(Part of a data file)
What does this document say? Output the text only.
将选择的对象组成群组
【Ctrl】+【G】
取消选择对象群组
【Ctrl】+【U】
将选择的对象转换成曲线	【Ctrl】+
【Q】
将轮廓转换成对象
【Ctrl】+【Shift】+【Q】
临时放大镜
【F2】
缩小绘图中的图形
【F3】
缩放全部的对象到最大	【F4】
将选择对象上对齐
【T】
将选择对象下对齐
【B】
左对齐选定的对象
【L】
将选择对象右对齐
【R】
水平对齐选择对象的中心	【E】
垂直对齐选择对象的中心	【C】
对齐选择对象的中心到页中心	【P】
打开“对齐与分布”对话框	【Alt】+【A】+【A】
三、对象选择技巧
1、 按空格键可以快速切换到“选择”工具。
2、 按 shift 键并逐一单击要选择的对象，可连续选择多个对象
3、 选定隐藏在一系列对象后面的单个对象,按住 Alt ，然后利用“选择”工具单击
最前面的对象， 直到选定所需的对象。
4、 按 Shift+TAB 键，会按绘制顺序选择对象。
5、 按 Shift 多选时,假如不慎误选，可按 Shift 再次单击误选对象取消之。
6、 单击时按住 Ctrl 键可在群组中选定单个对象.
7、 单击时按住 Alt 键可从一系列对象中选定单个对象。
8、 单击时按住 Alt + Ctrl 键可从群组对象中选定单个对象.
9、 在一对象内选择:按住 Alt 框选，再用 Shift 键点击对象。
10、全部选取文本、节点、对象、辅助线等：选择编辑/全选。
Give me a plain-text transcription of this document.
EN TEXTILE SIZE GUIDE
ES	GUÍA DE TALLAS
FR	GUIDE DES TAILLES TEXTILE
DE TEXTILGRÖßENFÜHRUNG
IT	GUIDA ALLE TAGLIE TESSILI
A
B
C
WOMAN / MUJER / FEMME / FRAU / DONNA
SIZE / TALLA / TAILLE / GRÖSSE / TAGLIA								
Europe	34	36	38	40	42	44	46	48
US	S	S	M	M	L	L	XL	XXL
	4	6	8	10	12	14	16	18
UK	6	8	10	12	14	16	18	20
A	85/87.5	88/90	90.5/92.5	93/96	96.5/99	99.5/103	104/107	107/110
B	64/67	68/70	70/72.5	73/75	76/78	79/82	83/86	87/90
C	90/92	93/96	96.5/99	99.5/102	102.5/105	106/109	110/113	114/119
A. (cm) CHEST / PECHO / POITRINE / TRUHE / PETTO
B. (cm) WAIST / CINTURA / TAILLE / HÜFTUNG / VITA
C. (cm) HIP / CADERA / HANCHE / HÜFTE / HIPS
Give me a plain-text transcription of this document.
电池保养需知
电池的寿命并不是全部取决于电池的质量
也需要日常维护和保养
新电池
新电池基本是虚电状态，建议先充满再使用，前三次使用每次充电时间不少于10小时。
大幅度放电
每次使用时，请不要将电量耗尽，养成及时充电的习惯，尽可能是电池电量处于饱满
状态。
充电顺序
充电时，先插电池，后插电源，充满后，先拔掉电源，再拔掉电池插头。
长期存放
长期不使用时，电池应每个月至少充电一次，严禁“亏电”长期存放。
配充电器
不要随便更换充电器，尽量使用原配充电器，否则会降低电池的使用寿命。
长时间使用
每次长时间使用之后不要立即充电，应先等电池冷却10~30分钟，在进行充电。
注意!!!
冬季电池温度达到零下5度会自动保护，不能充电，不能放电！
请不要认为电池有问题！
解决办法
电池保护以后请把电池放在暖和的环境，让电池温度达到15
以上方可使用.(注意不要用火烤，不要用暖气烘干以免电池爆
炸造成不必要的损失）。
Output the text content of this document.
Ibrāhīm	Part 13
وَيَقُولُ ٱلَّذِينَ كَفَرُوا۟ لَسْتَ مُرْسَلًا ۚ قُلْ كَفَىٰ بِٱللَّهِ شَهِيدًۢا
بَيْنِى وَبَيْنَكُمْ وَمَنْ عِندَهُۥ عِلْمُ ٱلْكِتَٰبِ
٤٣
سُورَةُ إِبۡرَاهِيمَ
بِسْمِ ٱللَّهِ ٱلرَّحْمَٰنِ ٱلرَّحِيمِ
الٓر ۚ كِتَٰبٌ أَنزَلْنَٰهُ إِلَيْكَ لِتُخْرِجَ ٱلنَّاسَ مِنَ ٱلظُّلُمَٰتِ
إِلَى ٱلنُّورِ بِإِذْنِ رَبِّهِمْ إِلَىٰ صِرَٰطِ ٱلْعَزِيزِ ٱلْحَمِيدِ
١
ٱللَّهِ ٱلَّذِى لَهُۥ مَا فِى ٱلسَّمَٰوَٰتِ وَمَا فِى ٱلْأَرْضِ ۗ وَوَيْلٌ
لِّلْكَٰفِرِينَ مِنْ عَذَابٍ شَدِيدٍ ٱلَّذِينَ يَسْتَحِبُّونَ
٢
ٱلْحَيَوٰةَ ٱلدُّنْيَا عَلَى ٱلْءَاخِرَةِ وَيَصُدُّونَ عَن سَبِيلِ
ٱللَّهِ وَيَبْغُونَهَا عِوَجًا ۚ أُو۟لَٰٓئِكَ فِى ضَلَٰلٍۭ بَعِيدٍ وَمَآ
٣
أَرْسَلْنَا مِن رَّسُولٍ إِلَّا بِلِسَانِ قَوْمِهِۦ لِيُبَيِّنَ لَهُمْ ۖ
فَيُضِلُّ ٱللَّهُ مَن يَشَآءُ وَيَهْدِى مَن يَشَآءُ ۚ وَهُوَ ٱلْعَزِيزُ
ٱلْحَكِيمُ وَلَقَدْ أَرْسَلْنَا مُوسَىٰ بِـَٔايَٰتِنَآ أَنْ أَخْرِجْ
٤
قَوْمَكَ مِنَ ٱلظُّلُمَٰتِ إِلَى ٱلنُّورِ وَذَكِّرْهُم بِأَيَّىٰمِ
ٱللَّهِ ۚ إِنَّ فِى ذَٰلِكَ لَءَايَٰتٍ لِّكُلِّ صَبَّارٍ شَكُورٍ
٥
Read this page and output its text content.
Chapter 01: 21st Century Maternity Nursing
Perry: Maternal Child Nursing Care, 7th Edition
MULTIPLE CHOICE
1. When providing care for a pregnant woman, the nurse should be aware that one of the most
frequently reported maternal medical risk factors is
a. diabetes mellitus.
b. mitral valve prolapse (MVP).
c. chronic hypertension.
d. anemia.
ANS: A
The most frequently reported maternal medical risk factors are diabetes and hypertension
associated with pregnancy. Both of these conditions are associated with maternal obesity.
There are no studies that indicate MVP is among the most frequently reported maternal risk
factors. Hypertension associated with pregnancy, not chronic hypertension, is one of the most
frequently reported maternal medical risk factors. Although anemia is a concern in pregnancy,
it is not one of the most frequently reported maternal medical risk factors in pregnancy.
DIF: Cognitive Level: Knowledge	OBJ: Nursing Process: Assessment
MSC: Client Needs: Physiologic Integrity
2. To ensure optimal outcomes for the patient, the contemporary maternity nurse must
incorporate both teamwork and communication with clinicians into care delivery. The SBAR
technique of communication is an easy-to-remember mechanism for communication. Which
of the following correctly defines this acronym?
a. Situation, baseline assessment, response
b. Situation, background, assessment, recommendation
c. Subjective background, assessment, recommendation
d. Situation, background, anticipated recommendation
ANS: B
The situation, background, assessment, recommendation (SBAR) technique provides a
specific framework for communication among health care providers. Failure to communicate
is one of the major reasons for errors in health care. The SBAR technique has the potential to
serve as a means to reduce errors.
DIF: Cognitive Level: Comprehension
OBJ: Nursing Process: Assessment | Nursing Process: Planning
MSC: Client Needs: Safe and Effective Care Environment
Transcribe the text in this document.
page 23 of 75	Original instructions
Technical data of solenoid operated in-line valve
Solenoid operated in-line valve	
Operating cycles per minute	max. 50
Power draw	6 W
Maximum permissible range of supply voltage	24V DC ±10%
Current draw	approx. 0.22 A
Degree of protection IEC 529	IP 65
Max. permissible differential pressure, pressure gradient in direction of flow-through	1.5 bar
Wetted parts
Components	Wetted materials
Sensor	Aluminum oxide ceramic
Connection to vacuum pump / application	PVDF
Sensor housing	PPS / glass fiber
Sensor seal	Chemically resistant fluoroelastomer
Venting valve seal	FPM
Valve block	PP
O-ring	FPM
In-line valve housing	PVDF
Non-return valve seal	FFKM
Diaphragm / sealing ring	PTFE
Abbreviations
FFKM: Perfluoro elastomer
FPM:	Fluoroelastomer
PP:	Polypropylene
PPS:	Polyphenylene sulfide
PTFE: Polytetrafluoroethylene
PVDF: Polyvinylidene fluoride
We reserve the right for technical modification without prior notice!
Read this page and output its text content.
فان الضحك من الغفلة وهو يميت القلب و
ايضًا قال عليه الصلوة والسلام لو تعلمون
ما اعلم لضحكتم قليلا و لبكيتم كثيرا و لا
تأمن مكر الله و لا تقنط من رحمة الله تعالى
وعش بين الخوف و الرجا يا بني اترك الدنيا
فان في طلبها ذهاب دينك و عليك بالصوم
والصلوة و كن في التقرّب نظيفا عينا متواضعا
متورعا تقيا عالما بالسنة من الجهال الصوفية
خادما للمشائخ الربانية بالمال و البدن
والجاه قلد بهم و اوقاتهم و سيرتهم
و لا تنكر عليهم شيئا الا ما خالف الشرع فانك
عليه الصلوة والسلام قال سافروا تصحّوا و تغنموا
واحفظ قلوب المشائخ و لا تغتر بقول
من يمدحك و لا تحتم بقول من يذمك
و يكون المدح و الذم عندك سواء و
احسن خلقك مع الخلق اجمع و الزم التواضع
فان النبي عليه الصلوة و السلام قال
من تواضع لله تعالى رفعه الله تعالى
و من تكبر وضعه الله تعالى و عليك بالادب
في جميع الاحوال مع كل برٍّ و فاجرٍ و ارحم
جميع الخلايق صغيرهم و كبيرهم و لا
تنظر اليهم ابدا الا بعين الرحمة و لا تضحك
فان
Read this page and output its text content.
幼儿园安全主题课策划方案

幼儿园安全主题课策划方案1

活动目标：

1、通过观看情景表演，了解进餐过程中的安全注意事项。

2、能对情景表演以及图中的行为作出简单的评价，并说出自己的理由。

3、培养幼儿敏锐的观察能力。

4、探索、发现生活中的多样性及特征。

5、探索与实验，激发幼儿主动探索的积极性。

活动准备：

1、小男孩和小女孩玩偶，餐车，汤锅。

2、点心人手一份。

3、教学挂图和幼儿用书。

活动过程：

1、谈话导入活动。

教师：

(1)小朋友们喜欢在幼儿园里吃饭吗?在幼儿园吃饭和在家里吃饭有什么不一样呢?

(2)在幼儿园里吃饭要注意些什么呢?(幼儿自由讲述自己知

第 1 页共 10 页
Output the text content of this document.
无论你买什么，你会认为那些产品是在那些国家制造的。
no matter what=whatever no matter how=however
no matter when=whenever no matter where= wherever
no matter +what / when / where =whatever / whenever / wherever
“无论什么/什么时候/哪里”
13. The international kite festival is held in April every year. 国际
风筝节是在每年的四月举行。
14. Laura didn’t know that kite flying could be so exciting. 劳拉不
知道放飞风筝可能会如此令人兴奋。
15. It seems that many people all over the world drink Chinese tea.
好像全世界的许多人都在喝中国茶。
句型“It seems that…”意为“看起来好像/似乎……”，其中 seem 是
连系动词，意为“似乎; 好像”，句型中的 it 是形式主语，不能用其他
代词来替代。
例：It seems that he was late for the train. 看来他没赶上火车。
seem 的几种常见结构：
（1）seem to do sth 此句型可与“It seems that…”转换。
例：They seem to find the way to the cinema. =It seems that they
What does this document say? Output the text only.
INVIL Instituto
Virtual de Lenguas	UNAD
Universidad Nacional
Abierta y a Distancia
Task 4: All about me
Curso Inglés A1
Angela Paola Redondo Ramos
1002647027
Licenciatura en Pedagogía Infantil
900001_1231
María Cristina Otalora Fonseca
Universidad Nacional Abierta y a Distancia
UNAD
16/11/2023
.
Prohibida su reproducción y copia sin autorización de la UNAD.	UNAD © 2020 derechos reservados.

### GIVEN TASK
What is the number of lines in the records above that include the word "whenever"? Reply with that number and nothing more.

### ANSWER
2